**** Data for processing ****

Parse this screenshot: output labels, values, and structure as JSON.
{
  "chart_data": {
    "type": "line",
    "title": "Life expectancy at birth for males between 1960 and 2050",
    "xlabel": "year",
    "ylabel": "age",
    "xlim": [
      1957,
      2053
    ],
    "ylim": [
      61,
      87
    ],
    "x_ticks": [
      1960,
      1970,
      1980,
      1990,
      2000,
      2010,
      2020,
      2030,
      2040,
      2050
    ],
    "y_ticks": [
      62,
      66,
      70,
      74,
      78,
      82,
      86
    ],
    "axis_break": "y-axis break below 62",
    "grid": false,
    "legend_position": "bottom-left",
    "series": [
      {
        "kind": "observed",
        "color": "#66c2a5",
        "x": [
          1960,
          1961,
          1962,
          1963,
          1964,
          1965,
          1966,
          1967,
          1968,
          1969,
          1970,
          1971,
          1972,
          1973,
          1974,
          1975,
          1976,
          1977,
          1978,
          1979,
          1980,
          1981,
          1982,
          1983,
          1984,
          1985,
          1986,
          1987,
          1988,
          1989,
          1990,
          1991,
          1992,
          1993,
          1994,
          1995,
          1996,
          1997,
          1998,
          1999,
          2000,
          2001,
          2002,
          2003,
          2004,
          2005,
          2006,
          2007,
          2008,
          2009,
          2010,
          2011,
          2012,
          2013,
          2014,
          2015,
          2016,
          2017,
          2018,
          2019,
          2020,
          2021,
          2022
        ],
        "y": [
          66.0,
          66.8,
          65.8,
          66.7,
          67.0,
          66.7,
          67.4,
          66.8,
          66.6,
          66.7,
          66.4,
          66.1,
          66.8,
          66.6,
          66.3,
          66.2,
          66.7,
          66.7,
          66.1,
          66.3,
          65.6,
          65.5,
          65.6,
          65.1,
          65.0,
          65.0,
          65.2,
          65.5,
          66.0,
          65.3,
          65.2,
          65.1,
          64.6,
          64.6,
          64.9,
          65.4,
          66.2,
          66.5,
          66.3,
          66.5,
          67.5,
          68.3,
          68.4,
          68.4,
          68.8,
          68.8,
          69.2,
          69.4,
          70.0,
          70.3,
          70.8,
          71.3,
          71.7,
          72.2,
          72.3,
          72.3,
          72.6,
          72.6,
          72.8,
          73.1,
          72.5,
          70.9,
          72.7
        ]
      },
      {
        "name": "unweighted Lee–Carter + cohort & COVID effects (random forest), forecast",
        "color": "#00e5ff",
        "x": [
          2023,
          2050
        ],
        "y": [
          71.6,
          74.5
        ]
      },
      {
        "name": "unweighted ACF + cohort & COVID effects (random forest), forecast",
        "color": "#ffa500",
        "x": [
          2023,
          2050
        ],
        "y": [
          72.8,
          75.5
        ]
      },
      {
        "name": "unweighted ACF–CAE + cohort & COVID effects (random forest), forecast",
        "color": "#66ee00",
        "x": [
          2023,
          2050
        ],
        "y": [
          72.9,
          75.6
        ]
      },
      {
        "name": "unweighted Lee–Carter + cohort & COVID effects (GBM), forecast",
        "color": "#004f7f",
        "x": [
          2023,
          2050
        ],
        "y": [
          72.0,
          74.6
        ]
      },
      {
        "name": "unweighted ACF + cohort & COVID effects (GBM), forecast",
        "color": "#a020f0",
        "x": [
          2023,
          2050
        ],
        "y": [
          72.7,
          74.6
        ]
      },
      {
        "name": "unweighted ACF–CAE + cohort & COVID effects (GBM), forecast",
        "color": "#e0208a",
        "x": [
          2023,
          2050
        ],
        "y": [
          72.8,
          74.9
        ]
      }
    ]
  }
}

****

■ Problem description ■
Give the listing again, word for word.

■ Solution for this exercise ■
Parse this screenshot: output labels, values, and structure as JSON.
{
  "chart_data": {
    "type": "line",
    "title": "Life expectancy at birth for males between 1960 and 2050",
    "xlabel": "year",
    "ylabel": "age",
    "xlim": [
      1957,
      2053
    ],
    "ylim": [
      61,
      87
    ],
    "x_ticks": [
      1960,
      1970,
      1980,
      1990,
      2000,
      2010,
      2020,
      2030,
      2040,
      2050
    ],
    "y_ticks": [
      62,
      66,
      70,
      74,
      78,
      82,
      86
    ],
    "axis_break": "y-axis break below 62",
    "grid": false,
    "legend_position": "bottom-left",
    "series": [
      {
        "kind": "observed",
        "color": "#66c2a5",
        "x": [
          1960,
          1961,
          1962,
          1963,
          1964,
          1965,
          1966,
          1967,
          1968,
          1969,
          1970,
          1971,
          1972,
          1973,
          1974,
          1975,
          1976,
          1977,
          1978,
          1979,
          1980,
          1981,
          1982,
          1983,
          1984,
          1985,
          1986,
          1987,
          1988,
          1989,
          1990,
          1991,
          1992,
          1993,
          1994,
          1995,
          1996,
          1997,
          1998,
          1999,
          2000,
          2001,
          2002,
          2003,
          2004,
          2005,
          2006,
          2007,
          2008,
          2009,
          2010,
          2011,
          2012,
          2013,
          2014,
          2015,
          2016,
          2017,
          2018,
          2019,
          2020,
          2021,
          2022
        ],
        "y": [
          66.0,
          66.8,
          65.8,
          66.7,
          67.0,
          66.7,
          67.4,
          66.8,
          66.6,
          66.7,
          66.4,
          66.1,
          66.8,
          66.6,
          66.3,
          66.2,
          66.7,
          66.7,
          66.1,
          66.3,
          65.6,
          65.5,
          65.6,
          65.1,
          65.0,
          65.0,
          65.2,
          65.5,
          66.0,
          65.3,
          65.2,
          65.1,
          64.6,
          64.6,
          64.9,
          65.4,
          66.2,
          66.5,
          66.3,
          66.5,
          67.5,
          68.3,
          68.4,
          68.4,
          68.8,
          68.8,
          69.2,
          69.4,
          70.0,
          70.3,
          70.8,
          71.3,
          71.7,
          72.2,
          72.3,
          72.3,
          72.6,
          72.6,
          72.8,
          73.1,
          72.5,
          70.9,
          72.7
        ]
      },
      {
        "name": "unweighted Lee–Carter + cohort & COVID effects (random forest), forecast",
        "color": "#00e5ff",
        "x": [
          2023,
          2050
        ],
        "y": [
          71.6,
          74.5
        ]
      },
      {
        "name": "unweighted ACF + cohort & COVID effects (random forest), forecast",
        "color": "#ffa500",
        "x": [
          2023,
          2050
        ],
        "y": [
          72.8,
          75.5
        ]
      },
      {
        "name": "unweighted ACF–CAE + cohort & COVID effects (random forest), forecast",
        "color": "#66ee00",
        "x": [
          2023,
          2050
        ],
        "y": [
          72.9,
          75.6
        ]
      },
      {
        "name": "unweighted Lee–Carter + cohort & COVID effects (GBM), forecast",
        "color": "#004f7f",
        "x": [
          2023,
          2050
        ],
        "y": [
          72.0,
          74.6
        ]
      },
      {
        "name": "unweighted ACF + cohort & COVID effects (GBM), forecast",
        "color": "#a020f0",
        "x": [
          2023,
          2050
        ],
        "y": [
          72.7,
          74.6
        ]
      },
      {
        "name": "unweighted ACF–CAE + cohort & COVID effects (GBM), forecast",
        "color": "#e0208a",
        "x": [
          2023,
          2050
        ],
        "y": [
          72.8,
          74.9
        ]
      }
    ]
  }
}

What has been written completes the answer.